Problem description =
All of the records below need to be copied exactly.

┄┄┄┄┄┄

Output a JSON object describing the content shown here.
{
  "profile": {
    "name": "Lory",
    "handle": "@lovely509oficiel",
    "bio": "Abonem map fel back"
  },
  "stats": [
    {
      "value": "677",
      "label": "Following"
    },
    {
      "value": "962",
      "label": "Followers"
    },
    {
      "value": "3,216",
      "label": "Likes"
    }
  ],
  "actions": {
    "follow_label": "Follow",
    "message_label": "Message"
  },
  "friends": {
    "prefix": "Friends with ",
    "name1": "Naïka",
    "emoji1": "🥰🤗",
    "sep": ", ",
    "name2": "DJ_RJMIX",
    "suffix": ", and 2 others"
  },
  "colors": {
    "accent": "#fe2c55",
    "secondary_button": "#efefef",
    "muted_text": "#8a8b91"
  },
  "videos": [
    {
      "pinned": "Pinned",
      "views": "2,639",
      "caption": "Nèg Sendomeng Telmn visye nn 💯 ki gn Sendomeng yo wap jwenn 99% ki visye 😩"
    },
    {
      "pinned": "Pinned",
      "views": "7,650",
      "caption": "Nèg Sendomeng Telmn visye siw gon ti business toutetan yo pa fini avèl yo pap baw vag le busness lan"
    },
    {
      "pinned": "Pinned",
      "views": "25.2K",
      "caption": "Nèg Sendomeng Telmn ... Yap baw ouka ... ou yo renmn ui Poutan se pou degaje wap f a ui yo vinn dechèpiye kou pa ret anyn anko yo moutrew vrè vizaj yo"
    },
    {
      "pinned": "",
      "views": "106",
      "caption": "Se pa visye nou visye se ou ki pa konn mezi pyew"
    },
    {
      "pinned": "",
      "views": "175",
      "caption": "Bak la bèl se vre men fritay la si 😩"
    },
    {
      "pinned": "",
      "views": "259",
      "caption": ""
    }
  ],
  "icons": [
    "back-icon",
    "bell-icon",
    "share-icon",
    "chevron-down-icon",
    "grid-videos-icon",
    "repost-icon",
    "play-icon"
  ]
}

┄┄┄┄┄┄

Task response =
Output a JSON object describing the content shown here.
{
  "profile": {
    "name": "Lory",
    "handle": "@lovely509oficiel",
    "bio": "Abonem map fel back"
  },
  "stats": [
    {
      "value": "677",
      "label": "Following"
    },
    {
      "value": "962",
      "label": "Followers"
    },
    {
      "value": "3,216",
      "label": "Likes"
    }
  ],
  "actions": {
    "follow_label": "Follow",
    "message_label": "Message"
  },
  "friends": {
    "prefix": "Friends with ",
    "name1": "Naïka",
    "emoji1": "🥰🤗",
    "sep": ", ",
    "name2": "DJ_RJMIX",
    "suffix": ", and 2 others"
  },
  "colors": {
    "accent": "#fe2c55",
    "secondary_button": "#efefef",
    "muted_text": "#8a8b91"
  },
  "videos": [
    {
      "pinned": "Pinned",
      "views": "2,639",
      "caption": "Nèg Sendomeng Telmn visye nn 💯 ki gn Sendomeng yo wap jwenn 99% ki visye 😩"
    },
    {
      "pinned": "Pinned",
      "views": "7,650",
      "caption": "Nèg Sendomeng Telmn visye siw gon ti business toutetan yo pa fini avèl yo pap baw vag le busness lan"
    },
    {
      "pinned": "Pinned",
      "views": "25.2K",
      "caption": "Nèg Sendomeng Telmn ... Yap baw ouka ... ou yo renmn ui Poutan se pou degaje wap f a ui yo vinn dechèpiye kou pa ret anyn anko yo moutrew vrè vizaj yo"
    },
    {
      "pinned": "",
      "views": "106",
      "caption": "Se pa visye nou visye se ou ki pa konn mezi pyew"
    },
    {
      "pinned": "",
      "views": "175",
      "caption": "Bak la bèl se vre men fritay la si 😩"
    },
    {
      "pinned": "",
      "views": "259",
      "caption": ""
    }
  ],
  "icons": [
    "back-icon",
    "bell-icon",
    "share-icon",
    "chevron-down-icon",
    "grid-videos-icon",
    "repost-icon",
    "play-icon"
  ]
}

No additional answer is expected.